U.S.A. v. Apple verdict could end the book as we know it

“The Justice Department is hailing a judge’s finding yesterday that Apple and publishers conspired to fix e-book prices as a victory for consumers, who are paying less since the alleged cabal was thwarted,” Marcus Wohlsen reports for Wired. “But readers shouldn’t rest easy. More than anything, Apple’s defeat in court reinforces the key fact of bookselling in the 21st century: Amazon has more power than anyone else to dictate what Americans pay for books. “Amazon could start curbing its storied discounts on books, and no one else — not publishers, not authors, not other booksellers — could do much to stop them.”

Wohlsen reports, “e-book competition could fade much as print book competition already has. Since books are hardly its main business, Apple could weather a face-off with Amazon, which would keep e-book prices down. But that same race to the bottom could sink Barnes & Noble’s effort to stay in the e-book game, leaving its business to rely solely on print — a dubious proposition. If Barnes & Noble does disappear, Amazon would lose the last competitor big enough to exert downward pressure on Amazon’s print book prices.”

“A rise in prices and a drop in sales might just speed the day when the print book become an artifact, a kind of luxury version of literature prized for its beauty as an object but not taken seriously as a vehicle for the everyday business of reading. If that happens, the idea of the book itself could start to fade as a meaningful concept, much as the album in the era of digital music already has. Killing off old media and making way for the new is one thing technology does well. The death throes of the old media are typically viewed with alarm at first, followed by an acceptance of the seeming inevitability of their passing,” Wohlsen reports. “But the book industry isn’t prepared to let go gently. And it’s especially not pleased with the prospect of one company alone wielding the axe.”

Read more in the full article here.

Related articles:
U.S. DOJ unwittingly causes further consolidation, strengthens Amazon’s domination of ebook industry – July 11, 2013
Where’s the proof that Apple conspired with publishers on ebook pricing? – July 10, 2013
U.S.A. v. Apple ruling could allow U.S. government to monitor, interfere with future Apple negotiations – July 10, 2013
Judge Denise Cote likely wrote most of her U.S.A. v. Apple ebooks case decision before the trial – July 10, 2013
U.S.A. v. Apple: NY judge rules Apple colluded to fix ebook prices, led illegal conspiracy, violated U.S. antitrust laws – July 10, 2013

19 Comments

    1. Read this paragraph too. Move your lips if you need to.

      “e-book competition could fade much as print book competition already has. Since books are hardly its main business, Apple could weather a face-off with Amazon, which would keep e-book prices down. But that same race to the bottom could sink Barnes & Noble’s effort to stay in the e-book game, leaving its business to rely solely on print — a dubious proposition. If Barnes & Noble does disappear, Amazon would lose the last competitor big enough to exert downward pressure on Amazon’s print book prices.”

  1. pundit – a person who claims to be an expert and markets him or herself as such, but has no discernable income or prior background being a practitioner in the subject matter they purport to represent. These individuals are usually offered talking points and a buried stipend (read: paid off) by a special interest group, such as a political party or industry lobby then go on to blog or make media appearances promoting their point of view to the detriment of people who are real-life practitioners and subject matter experts.

◆ Information supplied ◆
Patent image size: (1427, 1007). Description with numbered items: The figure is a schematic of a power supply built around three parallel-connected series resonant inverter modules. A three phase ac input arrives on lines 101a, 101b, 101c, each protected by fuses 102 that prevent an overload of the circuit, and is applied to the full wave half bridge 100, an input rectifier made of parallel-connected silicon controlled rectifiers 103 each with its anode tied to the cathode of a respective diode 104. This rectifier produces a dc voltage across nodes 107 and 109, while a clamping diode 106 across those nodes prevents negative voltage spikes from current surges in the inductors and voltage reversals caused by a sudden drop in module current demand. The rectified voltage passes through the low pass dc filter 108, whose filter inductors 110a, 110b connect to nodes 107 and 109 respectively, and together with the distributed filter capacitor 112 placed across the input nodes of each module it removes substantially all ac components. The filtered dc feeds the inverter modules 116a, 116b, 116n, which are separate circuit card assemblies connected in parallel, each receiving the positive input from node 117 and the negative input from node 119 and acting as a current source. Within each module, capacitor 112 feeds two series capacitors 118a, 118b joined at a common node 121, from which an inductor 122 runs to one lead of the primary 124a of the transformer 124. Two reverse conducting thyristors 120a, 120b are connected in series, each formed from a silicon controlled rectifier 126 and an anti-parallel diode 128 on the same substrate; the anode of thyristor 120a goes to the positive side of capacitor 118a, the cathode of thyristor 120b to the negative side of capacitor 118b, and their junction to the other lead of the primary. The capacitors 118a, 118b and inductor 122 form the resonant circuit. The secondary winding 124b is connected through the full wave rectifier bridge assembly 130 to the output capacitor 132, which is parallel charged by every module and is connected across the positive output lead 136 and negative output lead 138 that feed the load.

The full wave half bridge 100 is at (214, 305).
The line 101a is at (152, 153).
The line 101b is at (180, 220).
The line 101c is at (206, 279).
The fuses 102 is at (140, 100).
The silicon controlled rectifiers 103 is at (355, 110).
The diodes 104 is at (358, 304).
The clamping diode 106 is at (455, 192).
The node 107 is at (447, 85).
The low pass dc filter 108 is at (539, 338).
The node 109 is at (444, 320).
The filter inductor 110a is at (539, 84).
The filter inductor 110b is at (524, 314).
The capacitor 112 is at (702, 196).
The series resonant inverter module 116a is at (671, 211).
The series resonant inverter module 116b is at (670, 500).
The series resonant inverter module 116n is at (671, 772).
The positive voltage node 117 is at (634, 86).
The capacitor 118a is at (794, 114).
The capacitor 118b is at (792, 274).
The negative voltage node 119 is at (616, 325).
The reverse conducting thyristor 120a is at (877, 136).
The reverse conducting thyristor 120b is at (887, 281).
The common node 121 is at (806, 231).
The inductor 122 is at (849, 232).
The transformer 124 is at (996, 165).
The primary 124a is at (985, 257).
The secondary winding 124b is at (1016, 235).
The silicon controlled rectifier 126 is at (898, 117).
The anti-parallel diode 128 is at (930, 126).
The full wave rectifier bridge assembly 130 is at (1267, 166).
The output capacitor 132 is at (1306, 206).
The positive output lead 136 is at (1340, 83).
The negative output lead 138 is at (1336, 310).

◆ Required action 1 ◆
Do these statements agree with the article on the Apple e-book verdict? Answer yes or no for each and quote the words of the article that decide it.
(a) Amazon is described as having more power than anyone else to set what Americans pay for books.
(b) Books are called Apple's main business.
(c) The possible fading of the book is compared to what happened to the album with digital music.
◆ Required action 2 ◆
Carry on the article on the Apple e-book verdict from the point where it stops.

◆ Written answer 1 ◆
(a) Yes: "Amazon has more power than anyone else to dictate what Americans pay for books."
(b) No: "Since books are hardly its main business"
(c) Yes: "much as the album in the era of digital music already has."

◆ Written answer 2 ◆
    –Urban Dictionary

  2. This article makes no sense-
    Is it complaining that hardcopy books as a market is fading? Isn’t that *exactly* what Apple did to the CD market? And if Amazon starts raising prices, other sellers become competitive. Apple, for example, which simply takes a percentage of the selling price, shouldn’t care what the price is as long as their percentage is enough to cover the hosting and delivery costs. Apple is a hardware company, after all. The content is just there so that they sell more hardware. Much like what Amazon is doing with ebooks in order to sell more Kindles.

    1. I think the article argues that the book market is threatened. Writers won’t write if they can’t make a living doing it. Publishers will go bankrupt if they can’t generate enough revenue to cover the expenses and pay writers for their work. And if Amazon’s e-Book market takes over from the physical book market (like iTunes did to the CD), that revenue will drop significantly (if Amazon’s predatory low pricing remains).

  3. We need to figure out here how is the current Amazon monopoly damaging, and to whom.

    Because Amazon was now vindicated in court (assuming the verdict survives the appeal), it is now in a position to do whatever they want to maximise their profits and growth in this segment. So, what is Amazon most likely to do, and will it be ultimately beneficial or detrimental to the consumer?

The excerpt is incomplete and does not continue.